# Start of RECORDS TO PROCESS

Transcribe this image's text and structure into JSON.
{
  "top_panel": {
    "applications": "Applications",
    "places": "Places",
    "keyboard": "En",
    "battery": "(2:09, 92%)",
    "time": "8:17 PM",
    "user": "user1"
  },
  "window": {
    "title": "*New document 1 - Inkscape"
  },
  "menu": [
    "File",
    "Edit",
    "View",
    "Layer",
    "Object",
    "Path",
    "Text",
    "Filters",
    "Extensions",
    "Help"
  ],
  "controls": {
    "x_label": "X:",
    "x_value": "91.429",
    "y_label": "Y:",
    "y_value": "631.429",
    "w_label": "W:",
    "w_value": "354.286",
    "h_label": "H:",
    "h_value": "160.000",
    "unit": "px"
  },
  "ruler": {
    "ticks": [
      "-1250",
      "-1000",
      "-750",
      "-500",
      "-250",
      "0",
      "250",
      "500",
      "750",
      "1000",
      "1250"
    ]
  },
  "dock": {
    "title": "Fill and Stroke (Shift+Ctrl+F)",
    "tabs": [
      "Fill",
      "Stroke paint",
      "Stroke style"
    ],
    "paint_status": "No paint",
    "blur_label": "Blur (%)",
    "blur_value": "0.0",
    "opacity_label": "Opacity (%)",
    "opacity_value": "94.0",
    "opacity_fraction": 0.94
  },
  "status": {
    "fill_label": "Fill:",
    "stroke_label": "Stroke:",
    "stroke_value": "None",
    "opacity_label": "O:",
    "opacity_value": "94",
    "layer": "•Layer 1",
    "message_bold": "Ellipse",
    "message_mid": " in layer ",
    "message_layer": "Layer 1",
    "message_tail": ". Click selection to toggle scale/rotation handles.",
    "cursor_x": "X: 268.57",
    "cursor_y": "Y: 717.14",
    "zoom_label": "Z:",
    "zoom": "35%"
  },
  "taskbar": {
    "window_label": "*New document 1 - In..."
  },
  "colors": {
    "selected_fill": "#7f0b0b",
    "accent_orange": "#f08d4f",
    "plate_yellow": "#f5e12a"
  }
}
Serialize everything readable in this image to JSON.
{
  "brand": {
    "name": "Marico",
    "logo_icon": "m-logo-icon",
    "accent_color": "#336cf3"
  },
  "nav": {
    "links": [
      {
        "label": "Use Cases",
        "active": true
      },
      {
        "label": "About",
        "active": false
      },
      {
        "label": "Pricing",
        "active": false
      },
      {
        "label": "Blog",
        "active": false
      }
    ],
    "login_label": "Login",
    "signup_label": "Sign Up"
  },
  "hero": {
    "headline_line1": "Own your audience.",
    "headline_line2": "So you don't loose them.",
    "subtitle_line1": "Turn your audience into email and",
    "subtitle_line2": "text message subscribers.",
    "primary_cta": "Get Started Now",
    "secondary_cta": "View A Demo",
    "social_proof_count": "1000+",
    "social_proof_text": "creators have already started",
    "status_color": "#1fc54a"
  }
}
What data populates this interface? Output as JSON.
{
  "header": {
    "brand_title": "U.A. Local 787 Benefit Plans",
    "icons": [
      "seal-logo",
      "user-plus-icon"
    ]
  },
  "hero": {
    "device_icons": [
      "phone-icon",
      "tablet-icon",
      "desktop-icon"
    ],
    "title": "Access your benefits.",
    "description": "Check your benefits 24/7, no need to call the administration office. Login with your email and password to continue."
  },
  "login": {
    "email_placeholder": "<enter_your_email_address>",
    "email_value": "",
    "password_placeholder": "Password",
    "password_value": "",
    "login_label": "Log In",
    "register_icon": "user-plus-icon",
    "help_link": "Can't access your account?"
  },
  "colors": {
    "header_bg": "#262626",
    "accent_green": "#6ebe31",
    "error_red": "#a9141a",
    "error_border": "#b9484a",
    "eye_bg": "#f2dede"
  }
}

# End of RECORDS TO PROCESS

[TASK PROMPT]
Give all the records again. Match them exactly.

[TASK RESPONSE]
Transcribe this image's text and structure into JSON.
{
  "top_panel": {
    "applications": "Applications",
    "places": "Places",
    "keyboard": "En",
    "battery": "(2:09, 92%)",
    "time": "8:17 PM",
    "user": "user1"
  },
  "window": {
    "title": "*New document 1 - Inkscape"
  },
  "menu": [
    "File",
    "Edit",
    "View",
    "Layer",
    "Object",
    "Path",
    "Text",
    "Filters",
    "Extensions",
    "Help"
  ],
  "controls": {
    "x_label": "X:",
    "x_value": "91.429",
    "y_label": "Y:",
    "y_value": "631.429",
    "w_label": "W:",
    "w_value": "354.286",
    "h_label": "H:",
    "h_value": "160.000",
    "unit": "px"
  },
  "ruler": {
    "ticks": [
      "-1250",
      "-1000",
      "-750",
      "-500",
      "-250",
      "0",
      "250",
      "500",
      "750",
      "1000",
      "1250"
    ]
  },
  "dock": {
    "title": "Fill and Stroke (Shift+Ctrl+F)",
    "tabs": [
      "Fill",
      "Stroke paint",
      "Stroke style"
    ],
    "paint_status": "No paint",
    "blur_label": "Blur (%)",
    "blur_value": "0.0",
    "opacity_label": "Opacity (%)",
    "opacity_value": "94.0",
    "opacity_fraction": 0.94
  },
  "status": {
    "fill_label": "Fill:",
    "stroke_label": "Stroke:",
    "stroke_value": "None",
    "opacity_label": "O:",
    "opacity_value": "94",
    "layer": "•Layer 1",
    "message_bold": "Ellipse",
    "message_mid": " in layer ",
    "message_layer": "Layer 1",
    "message_tail": ". Click selection to toggle scale/rotation handles.",
    "cursor_x": "X: 268.57",
    "cursor_y": "Y: 717.14",
    "zoom_label": "Z:",
    "zoom": "35%"
  },
  "taskbar": {
    "window_label": "*New document 1 - In..."
  },
  "colors": {
    "selected_fill": "#7f0b0b",
    "accent_orange": "#f08d4f",
    "plate_yellow": "#f5e12a"
  }
}
Serialize everything readable in this image to JSON.
{
  "brand": {
    "name": "Marico",
    "logo_icon": "m-logo-icon",
    "accent_color": "#336cf3"
  },
  "nav": {
    "links": [
      {
        "label": "Use Cases",
        "active": true
      },
      {
        "label": "About",
        "active": false
      },
      {
        "label": "Pricing",
        "active": false
      },
      {
        "label": "Blog",
        "active": false
      }
    ],
    "login_label": "Login",
    "signup_label": "Sign Up"
  },
  "hero": {
    "headline_line1": "Own your audience.",
    "headline_line2": "So you don't loose them.",
    "subtitle_line1": "Turn your audience into email and",
    "subtitle_line2": "text message subscribers.",
    "primary_cta": "Get Started Now",
    "secondary_cta": "View A Demo",
    "social_proof_count": "1000+",
    "social_proof_text": "creators have already started",
    "status_color": "#1fc54a"
  }
}
What data populates this interface? Output as JSON.
{
  "header": {
    "brand_title": "U.A. Local 787 Benefit Plans",
    "icons": [
      "seal-logo",
      "user-plus-icon"
    ]
  },
  "hero": {
    "device_icons": [
      "phone-icon",
      "tablet-icon",
      "desktop-icon"
    ],
    "title": "Access your benefits.",
    "description": "Check your benefits 24/7, no need to call the administration office. Login with your email and password to continue."
  },
  "login": {
    "email_placeholder": "<enter_your_email_address>",
    "email_value": "",
    "password_placeholder": "Password",
    "password_value": "",
    "login_label": "Log In",
    "register_icon": "user-plus-icon",
    "help_link": "Can't access your account?"
  },
  "colors": {
    "header_bg": "#262626",
    "accent_green": "#6ebe31",
    "error_red": "#a9141a",
    "error_border": "#b9484a",
    "eye_bg": "#f2dede"
  }
}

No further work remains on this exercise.